▸ **Exercise**: Every entry that follows should be repeated exactly; drop the images.

━━━━━━━━━━━━━━━━━━━━━━━━━━━━━━

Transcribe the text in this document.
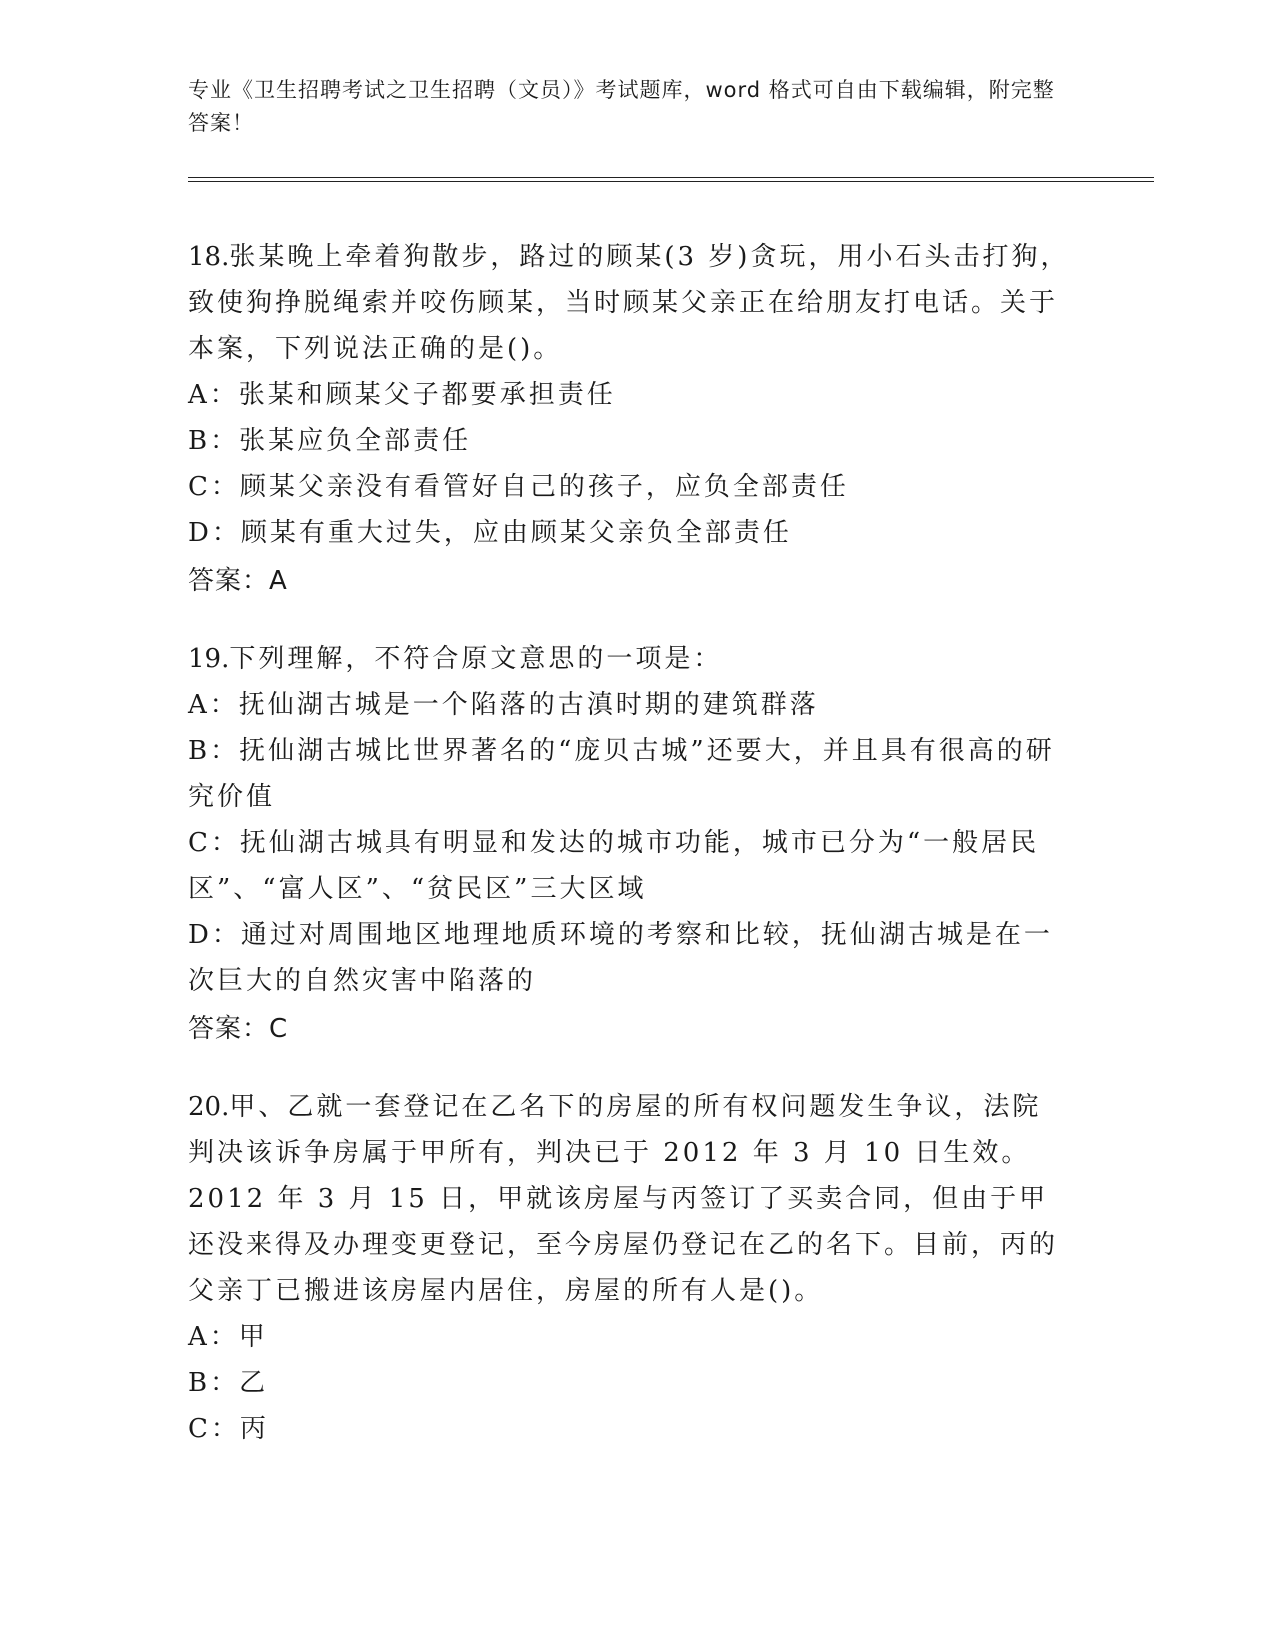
专业《卫生招聘考试之卫生招聘（文员）》考试题库，word 格式可自由下载编辑，附完整答案！
18.张某晚上牵着狗散步，路过的顾某(3 岁)贪玩，用小石头击打狗，致使狗挣脱绳索并咬伤顾某，当时顾某父亲正在给朋友打电话。关于本案，下列说法正确的是()。
A：张某和顾某父子都要承担责任
B：张某应负全部责任
C：顾某父亲没有看管好自己的孩子，应负全部责任
D：顾某有重大过失，应由顾某父亲负全部责任
答案：A
19.下列理解，不符合原文意思的一项是：
A：抚仙湖古城是一个陷落的古滇时期的建筑群落
B：抚仙湖古城比世界著名的“庞贝古城”还要大，并且具有很高的研究价值
C：抚仙湖古城具有明显和发达的城市功能，城市已分为“一般居民区”、“富人区”、“贫民区”三大区域
D：通过对周围地区地理地质环境的考察和比较，抚仙湖古城是在一次巨大的自然灾害中陷落的
答案：C
20.甲、乙就一套登记在乙名下的房屋的所有权问题发生争议，法院判决该诉争房属于甲所有，判决已于 2012 年 3 月 10 日生效。2012 年 3 月 15 日，甲就该房屋与丙签订了买卖合同，但由于甲还没来得及办理变更登记，至今房屋仍登记在乙的名下。目前，丙的父亲丁已搬进该房屋内居住，房屋的所有人是()。
A：甲
B：乙
C：丙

━━━━━━━━━━━━━━━━━━━━━━━━━━━━━━

▸ **Exercise output**:
Transcribe the text in this document.
专业《卫生招聘考试之卫生招聘（文员）》考试题库，word 格式可自由下载编辑，附完整答案！
18.张某晚上牵着狗散步，路过的顾某(3 岁)贪玩，用小石头击打狗，致使狗挣脱绳索并咬伤顾某，当时顾某父亲正在给朋友打电话。关于本案，下列说法正确的是()。
A：张某和顾某父子都要承担责任
B：张某应负全部责任
C：顾某父亲没有看管好自己的孩子，应负全部责任
D：顾某有重大过失，应由顾某父亲负全部责任
答案：A
19.下列理解，不符合原文意思的一项是：
A：抚仙湖古城是一个陷落的古滇时期的建筑群落
B：抚仙湖古城比世界著名的“庞贝古城”还要大，并且具有很高的研究价值
C：抚仙湖古城具有明显和发达的城市功能，城市已分为“一般居民区”、“富人区”、“贫民区”三大区域
D：通过对周围地区地理地质环境的考察和比较，抚仙湖古城是在一次巨大的自然灾害中陷落的
答案：C
20.甲、乙就一套登记在乙名下的房屋的所有权问题发生争议，法院判决该诉争房属于甲所有，判决已于 2012 年 3 月 10 日生效。2012 年 3 月 15 日，甲就该房屋与丙签订了买卖合同，但由于甲还没来得及办理变更登记，至今房屋仍登记在乙的名下。目前，丙的父亲丁已搬进该房屋内居住，房屋的所有人是()。
A：甲
B：乙
C：丙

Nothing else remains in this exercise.